▶
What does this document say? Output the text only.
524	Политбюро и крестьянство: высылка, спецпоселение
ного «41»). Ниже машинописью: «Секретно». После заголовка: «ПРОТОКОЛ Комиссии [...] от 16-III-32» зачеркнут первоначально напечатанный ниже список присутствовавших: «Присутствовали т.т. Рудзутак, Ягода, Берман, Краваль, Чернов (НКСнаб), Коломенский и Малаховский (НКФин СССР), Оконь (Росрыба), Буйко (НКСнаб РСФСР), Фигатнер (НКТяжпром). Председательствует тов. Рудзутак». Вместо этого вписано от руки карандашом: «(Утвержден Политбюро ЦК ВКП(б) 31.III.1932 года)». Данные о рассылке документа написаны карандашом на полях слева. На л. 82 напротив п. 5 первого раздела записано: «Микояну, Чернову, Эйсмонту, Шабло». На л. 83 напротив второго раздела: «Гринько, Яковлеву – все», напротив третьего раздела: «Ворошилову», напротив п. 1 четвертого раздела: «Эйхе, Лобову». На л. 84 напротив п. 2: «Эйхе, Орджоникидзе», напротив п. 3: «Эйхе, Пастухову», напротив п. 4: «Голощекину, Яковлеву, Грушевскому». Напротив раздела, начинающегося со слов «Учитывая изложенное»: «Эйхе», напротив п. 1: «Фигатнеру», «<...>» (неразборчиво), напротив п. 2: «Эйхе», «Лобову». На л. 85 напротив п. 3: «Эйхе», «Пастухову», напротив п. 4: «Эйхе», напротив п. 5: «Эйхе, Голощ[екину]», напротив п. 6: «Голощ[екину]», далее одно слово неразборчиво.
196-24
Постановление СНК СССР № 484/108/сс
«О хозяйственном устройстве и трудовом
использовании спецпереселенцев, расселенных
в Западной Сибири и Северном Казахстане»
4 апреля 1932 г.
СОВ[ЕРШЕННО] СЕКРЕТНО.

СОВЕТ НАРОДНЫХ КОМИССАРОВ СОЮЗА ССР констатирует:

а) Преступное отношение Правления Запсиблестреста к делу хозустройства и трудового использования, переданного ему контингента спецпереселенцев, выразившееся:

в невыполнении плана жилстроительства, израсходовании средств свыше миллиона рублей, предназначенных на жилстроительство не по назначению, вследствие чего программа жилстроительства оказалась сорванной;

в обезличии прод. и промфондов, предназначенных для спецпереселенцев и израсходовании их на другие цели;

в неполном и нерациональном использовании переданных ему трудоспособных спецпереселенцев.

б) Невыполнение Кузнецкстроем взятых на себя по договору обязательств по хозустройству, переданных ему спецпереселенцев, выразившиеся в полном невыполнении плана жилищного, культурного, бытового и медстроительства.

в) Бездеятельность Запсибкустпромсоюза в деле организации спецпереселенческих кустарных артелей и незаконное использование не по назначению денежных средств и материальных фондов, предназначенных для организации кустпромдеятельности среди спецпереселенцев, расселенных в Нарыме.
◀
◆ Work to do ◆
Exactly reproduce every line found in the records.

◆ Problem solution ◆
What does this document say? Output the text only.
524	Политбюро и крестьянство: высылка, спецпоселение
ного «41»). Ниже машинописью: «Секретно». После заголовка: «ПРОТОКОЛ Комиссии [...] от 16-III-32» зачеркнут первоначально напечатанный ниже список присутствовавших: «Присутствовали т.т. Рудзутак, Ягода, Берман, Краваль, Чернов (НКСнаб), Коломенский и Малаховский (НКФин СССР), Оконь (Росрыба), Буйко (НКСнаб РСФСР), Фигатнер (НКТяжпром). Председательствует тов. Рудзутак». Вместо этого вписано от руки карандашом: «(Утвержден Политбюро ЦК ВКП(б) 31.III.1932 года)». Данные о рассылке документа написаны карандашом на полях слева. На л. 82 напротив п. 5 первого раздела записано: «Микояну, Чернову, Эйсмонту, Шабло». На л. 83 напротив второго раздела: «Гринько, Яковлеву – все», напротив третьего раздела: «Ворошилову», напротив п. 1 четвертого раздела: «Эйхе, Лобову». На л. 84 напротив п. 2: «Эйхе, Орджоникидзе», напротив п. 3: «Эйхе, Пастухову», напротив п. 4: «Голощекину, Яковлеву, Грушевскому». Напротив раздела, начинающегося со слов «Учитывая изложенное»: «Эйхе», напротив п. 1: «Фигатнеру», «<...>» (неразборчиво), напротив п. 2: «Эйхе», «Лобову». На л. 85 напротив п. 3: «Эйхе», «Пастухову», напротив п. 4: «Эйхе», напротив п. 5: «Эйхе, Голощ[екину]», напротив п. 6: «Голощ[екину]», далее одно слово неразборчиво.
196-24
Постановление СНК СССР № 484/108/сс
«О хозяйственном устройстве и трудовом
использовании спецпереселенцев, расселенных
в Западной Сибири и Северном Казахстане»
4 апреля 1932 г.
СОВ[ЕРШЕННО] СЕКРЕТНО.

СОВЕТ НАРОДНЫХ КОМИССАРОВ СОЮЗА ССР констатирует:

а) Преступное отношение Правления Запсиблестреста к делу хозустройства и трудового использования, переданного ему контингента спецпереселенцев, выразившееся:

в невыполнении плана жилстроительства, израсходовании средств свыше миллиона рублей, предназначенных на жилстроительство не по назначению, вследствие чего программа жилстроительства оказалась сорванной;

в обезличии прод. и промфондов, предназначенных для спецпереселенцев и израсходовании их на другие цели;

в неполном и нерациональном использовании переданных ему трудоспособных спецпереселенцев.

б) Невыполнение Кузнецкстроем взятых на себя по договору обязательств по хозустройству, переданных ему спецпереселенцев, выразившиеся в полном невыполнении плана жилищного, культурного, бытового и медстроительства.

в) Бездеятельность Запсибкустпромсоюза в деле организации спецпереселенческих кустарных артелей и незаконное использование не по назначению денежных средств и материальных фондов, предназначенных для организации кустпромдеятельности среди спецпереселенцев, расселенных в Нарыме.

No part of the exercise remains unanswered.